[start EXTRACTED MATERIAL]

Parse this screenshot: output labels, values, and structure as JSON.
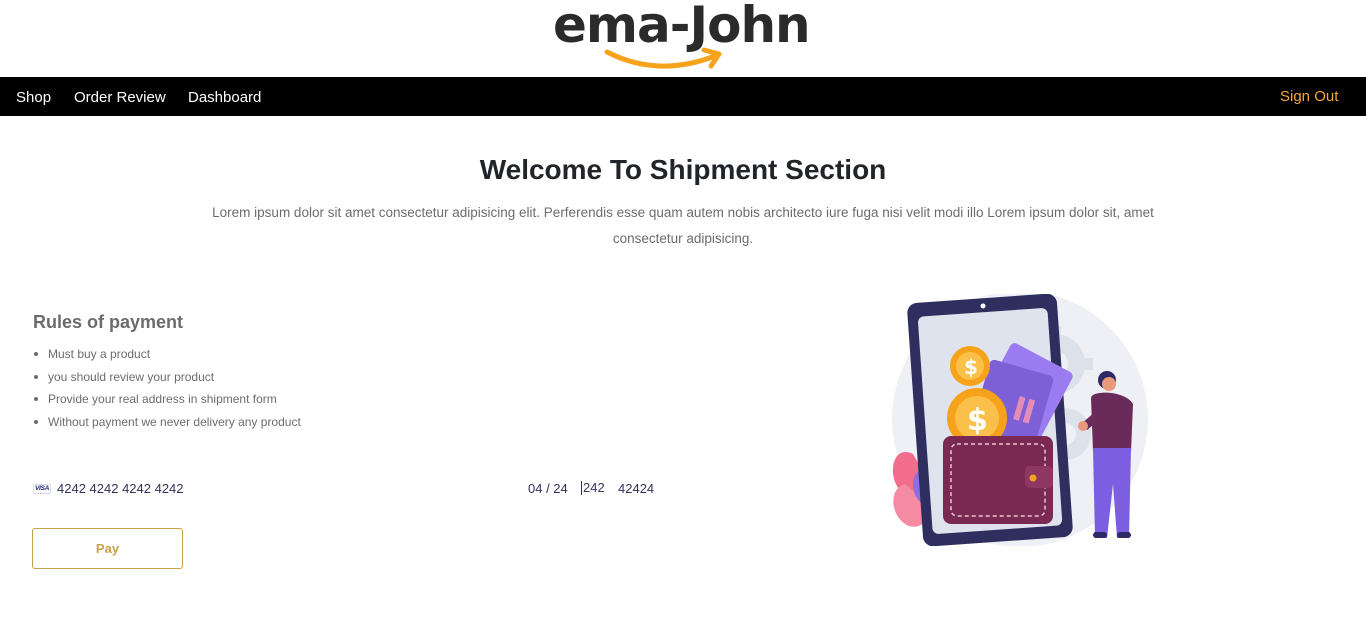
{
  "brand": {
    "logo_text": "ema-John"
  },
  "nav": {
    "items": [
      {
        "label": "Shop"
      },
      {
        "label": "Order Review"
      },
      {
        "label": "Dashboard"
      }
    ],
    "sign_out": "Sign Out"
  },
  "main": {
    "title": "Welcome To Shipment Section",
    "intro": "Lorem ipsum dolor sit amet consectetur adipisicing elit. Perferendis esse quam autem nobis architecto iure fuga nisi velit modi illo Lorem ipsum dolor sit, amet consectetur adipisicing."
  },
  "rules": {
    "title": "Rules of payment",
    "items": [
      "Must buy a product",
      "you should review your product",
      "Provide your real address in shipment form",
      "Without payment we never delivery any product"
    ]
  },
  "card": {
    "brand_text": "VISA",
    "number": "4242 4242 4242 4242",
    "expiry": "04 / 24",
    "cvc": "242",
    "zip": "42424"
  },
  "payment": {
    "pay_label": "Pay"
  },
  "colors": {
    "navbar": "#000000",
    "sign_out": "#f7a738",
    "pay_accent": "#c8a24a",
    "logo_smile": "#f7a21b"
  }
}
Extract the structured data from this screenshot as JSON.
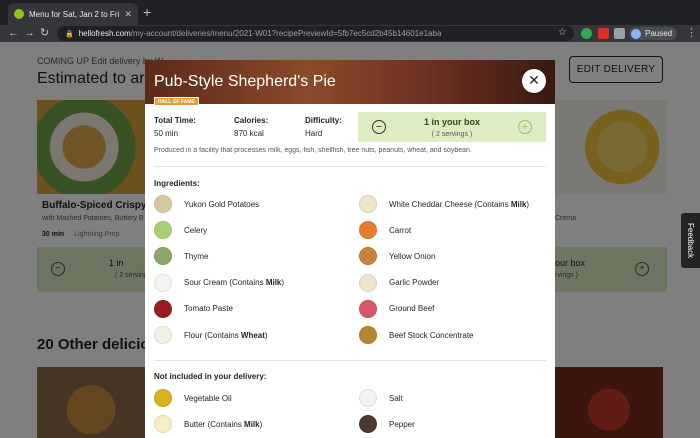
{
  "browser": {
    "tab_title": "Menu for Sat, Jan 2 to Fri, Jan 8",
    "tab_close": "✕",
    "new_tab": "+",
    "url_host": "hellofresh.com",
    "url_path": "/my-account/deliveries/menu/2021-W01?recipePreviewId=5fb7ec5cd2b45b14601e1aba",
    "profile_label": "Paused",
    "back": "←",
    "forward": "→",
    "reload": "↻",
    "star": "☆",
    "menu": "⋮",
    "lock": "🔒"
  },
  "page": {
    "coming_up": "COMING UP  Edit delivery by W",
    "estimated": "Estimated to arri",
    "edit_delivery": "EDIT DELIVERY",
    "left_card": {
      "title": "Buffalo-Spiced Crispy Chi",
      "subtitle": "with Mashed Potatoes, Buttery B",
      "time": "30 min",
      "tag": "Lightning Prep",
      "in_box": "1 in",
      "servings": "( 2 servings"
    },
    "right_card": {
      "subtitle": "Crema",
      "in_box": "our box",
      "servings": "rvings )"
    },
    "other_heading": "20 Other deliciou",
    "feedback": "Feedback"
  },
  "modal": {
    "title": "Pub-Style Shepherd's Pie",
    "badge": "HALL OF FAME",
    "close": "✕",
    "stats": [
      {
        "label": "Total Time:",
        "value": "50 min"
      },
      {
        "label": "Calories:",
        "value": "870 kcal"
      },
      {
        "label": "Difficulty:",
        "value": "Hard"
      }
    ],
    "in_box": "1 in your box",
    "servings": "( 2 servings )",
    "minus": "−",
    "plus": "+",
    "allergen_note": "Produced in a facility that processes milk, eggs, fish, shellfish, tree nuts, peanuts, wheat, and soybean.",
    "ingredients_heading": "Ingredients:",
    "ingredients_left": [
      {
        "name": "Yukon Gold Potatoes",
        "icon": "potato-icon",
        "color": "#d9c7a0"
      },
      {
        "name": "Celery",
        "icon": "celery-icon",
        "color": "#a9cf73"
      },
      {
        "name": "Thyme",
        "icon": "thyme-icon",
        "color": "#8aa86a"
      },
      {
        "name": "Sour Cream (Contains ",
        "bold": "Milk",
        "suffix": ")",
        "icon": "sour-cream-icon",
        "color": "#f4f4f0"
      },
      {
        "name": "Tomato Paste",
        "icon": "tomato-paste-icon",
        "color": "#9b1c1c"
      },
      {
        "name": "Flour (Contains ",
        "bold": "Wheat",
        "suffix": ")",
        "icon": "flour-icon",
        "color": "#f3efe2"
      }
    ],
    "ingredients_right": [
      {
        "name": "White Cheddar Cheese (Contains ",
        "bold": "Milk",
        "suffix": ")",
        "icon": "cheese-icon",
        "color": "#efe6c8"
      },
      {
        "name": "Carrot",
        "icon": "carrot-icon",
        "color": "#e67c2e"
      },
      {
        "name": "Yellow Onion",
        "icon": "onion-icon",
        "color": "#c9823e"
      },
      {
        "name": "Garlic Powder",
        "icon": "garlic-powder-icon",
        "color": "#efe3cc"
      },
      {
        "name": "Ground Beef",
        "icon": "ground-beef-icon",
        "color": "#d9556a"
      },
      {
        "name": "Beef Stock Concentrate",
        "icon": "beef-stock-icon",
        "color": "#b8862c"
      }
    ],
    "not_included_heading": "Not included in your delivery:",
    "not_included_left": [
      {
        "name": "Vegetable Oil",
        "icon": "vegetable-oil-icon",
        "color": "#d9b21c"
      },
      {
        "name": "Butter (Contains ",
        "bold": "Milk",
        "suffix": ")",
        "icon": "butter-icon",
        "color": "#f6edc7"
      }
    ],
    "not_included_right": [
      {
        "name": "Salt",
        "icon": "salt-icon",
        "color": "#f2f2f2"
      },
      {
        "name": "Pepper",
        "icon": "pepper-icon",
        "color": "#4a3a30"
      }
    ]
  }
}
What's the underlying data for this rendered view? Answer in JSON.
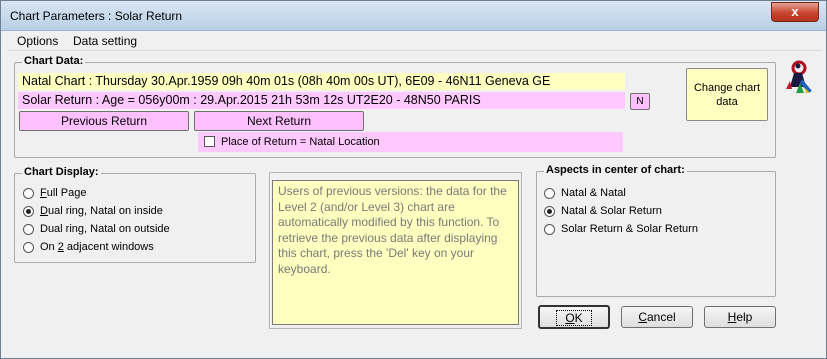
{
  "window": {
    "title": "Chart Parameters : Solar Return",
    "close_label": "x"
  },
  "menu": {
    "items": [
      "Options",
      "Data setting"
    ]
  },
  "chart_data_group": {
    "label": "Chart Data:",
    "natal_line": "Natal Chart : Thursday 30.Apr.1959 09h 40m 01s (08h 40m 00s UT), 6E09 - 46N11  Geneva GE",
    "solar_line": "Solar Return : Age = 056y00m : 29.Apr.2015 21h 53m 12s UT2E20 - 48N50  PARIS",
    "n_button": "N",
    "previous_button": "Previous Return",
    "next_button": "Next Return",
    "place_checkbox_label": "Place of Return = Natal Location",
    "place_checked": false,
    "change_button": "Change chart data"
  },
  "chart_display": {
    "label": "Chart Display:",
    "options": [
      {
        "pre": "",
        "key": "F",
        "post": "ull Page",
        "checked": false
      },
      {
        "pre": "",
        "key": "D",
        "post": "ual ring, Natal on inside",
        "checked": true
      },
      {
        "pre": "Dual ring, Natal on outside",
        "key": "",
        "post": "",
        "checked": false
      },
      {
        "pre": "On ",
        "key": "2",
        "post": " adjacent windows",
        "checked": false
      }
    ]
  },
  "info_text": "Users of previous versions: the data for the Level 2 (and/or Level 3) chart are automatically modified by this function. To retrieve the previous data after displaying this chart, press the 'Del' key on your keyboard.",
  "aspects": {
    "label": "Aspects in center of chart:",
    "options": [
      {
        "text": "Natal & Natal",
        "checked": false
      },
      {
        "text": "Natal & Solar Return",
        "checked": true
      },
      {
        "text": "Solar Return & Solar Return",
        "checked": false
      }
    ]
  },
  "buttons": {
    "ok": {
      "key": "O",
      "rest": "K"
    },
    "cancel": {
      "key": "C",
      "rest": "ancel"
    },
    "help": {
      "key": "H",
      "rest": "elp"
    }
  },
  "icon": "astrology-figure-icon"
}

[end EXTRACTED MATERIAL]

* **STATED EXERCISE**
Report the number of lines in the listing that include the string "Contains"; give nothing but the number.

* **EXPECTED OUTPUT**
4